**The request**
Count every line that holds the string "right", and report the number alone.

▽

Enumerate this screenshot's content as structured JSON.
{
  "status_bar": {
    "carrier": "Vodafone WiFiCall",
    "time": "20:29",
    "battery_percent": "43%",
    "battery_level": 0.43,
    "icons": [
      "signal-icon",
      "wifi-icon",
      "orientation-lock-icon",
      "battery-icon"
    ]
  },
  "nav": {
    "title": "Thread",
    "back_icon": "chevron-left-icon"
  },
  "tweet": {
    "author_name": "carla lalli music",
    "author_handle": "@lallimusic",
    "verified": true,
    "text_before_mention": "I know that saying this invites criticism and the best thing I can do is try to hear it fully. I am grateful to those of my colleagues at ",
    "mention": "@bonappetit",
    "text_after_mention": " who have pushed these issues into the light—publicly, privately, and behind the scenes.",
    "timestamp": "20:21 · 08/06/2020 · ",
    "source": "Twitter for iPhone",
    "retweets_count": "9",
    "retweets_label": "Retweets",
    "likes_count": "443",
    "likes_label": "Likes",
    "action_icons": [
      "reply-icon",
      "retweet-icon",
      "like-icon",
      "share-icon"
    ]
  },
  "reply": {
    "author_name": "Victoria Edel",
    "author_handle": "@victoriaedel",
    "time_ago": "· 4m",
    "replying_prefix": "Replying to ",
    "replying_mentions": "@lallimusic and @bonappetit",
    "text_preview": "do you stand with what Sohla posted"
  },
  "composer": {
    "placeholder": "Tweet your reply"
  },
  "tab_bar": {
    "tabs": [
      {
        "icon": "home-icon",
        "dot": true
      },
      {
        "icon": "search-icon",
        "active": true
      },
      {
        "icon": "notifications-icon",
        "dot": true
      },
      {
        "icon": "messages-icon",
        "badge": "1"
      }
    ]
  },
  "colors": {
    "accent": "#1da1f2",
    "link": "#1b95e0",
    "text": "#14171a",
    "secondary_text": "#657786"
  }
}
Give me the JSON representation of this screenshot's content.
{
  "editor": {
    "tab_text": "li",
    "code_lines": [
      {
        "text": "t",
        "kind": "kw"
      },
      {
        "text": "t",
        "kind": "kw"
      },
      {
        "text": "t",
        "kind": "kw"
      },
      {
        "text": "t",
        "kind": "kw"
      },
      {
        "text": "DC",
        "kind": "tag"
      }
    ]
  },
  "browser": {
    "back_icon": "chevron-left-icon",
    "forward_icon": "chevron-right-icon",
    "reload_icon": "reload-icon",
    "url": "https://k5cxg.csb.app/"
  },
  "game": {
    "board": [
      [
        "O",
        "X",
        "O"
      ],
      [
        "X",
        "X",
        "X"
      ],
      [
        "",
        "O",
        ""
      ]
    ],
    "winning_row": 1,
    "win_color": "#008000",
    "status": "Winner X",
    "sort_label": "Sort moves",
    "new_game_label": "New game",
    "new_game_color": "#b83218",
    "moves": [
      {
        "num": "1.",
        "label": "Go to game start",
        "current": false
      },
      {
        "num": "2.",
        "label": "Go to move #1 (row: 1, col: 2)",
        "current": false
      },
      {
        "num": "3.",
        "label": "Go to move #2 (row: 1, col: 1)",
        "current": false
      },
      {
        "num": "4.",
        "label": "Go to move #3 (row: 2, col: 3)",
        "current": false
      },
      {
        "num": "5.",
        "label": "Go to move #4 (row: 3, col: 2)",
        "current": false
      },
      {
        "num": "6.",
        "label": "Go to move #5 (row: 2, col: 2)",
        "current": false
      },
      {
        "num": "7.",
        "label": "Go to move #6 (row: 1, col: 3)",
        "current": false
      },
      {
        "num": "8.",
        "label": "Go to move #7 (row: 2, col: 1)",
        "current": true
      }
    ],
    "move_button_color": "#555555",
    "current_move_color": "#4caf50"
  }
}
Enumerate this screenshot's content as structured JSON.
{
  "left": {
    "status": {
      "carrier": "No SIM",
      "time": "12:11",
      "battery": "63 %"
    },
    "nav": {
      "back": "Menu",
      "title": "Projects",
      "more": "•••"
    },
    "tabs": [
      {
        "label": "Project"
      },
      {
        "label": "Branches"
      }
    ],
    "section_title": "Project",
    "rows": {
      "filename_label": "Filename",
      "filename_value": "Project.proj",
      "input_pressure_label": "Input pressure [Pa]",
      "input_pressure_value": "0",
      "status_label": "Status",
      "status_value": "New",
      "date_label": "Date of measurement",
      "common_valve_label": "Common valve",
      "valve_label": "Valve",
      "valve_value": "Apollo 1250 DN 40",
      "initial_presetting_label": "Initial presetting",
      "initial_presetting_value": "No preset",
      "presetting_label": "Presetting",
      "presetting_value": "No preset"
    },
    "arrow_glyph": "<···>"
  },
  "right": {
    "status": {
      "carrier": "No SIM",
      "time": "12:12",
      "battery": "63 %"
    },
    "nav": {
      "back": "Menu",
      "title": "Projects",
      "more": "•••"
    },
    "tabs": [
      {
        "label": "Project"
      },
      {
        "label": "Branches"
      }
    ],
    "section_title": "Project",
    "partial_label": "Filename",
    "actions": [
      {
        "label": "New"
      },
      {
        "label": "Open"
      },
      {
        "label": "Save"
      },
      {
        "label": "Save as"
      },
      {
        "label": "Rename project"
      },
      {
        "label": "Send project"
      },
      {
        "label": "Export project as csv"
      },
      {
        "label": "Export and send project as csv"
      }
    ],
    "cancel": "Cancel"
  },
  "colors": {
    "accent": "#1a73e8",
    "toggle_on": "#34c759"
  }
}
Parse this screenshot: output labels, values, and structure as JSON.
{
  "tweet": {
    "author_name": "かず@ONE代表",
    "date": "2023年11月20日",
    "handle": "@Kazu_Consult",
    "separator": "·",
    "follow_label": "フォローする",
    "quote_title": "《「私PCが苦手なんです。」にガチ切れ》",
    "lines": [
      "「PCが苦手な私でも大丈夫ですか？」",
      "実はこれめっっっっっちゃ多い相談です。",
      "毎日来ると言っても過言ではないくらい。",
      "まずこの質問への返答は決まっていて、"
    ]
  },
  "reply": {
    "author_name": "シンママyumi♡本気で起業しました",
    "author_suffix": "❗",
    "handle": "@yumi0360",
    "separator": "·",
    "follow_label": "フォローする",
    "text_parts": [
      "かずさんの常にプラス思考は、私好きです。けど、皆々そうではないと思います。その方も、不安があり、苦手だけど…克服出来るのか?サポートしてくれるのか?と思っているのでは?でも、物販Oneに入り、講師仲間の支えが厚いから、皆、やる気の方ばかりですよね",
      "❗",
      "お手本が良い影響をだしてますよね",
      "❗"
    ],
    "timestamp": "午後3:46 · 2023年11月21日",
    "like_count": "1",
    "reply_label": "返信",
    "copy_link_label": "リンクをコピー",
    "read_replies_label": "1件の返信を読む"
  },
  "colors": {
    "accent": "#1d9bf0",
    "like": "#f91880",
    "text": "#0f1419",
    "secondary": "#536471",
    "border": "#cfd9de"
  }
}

△

**Task solution**
2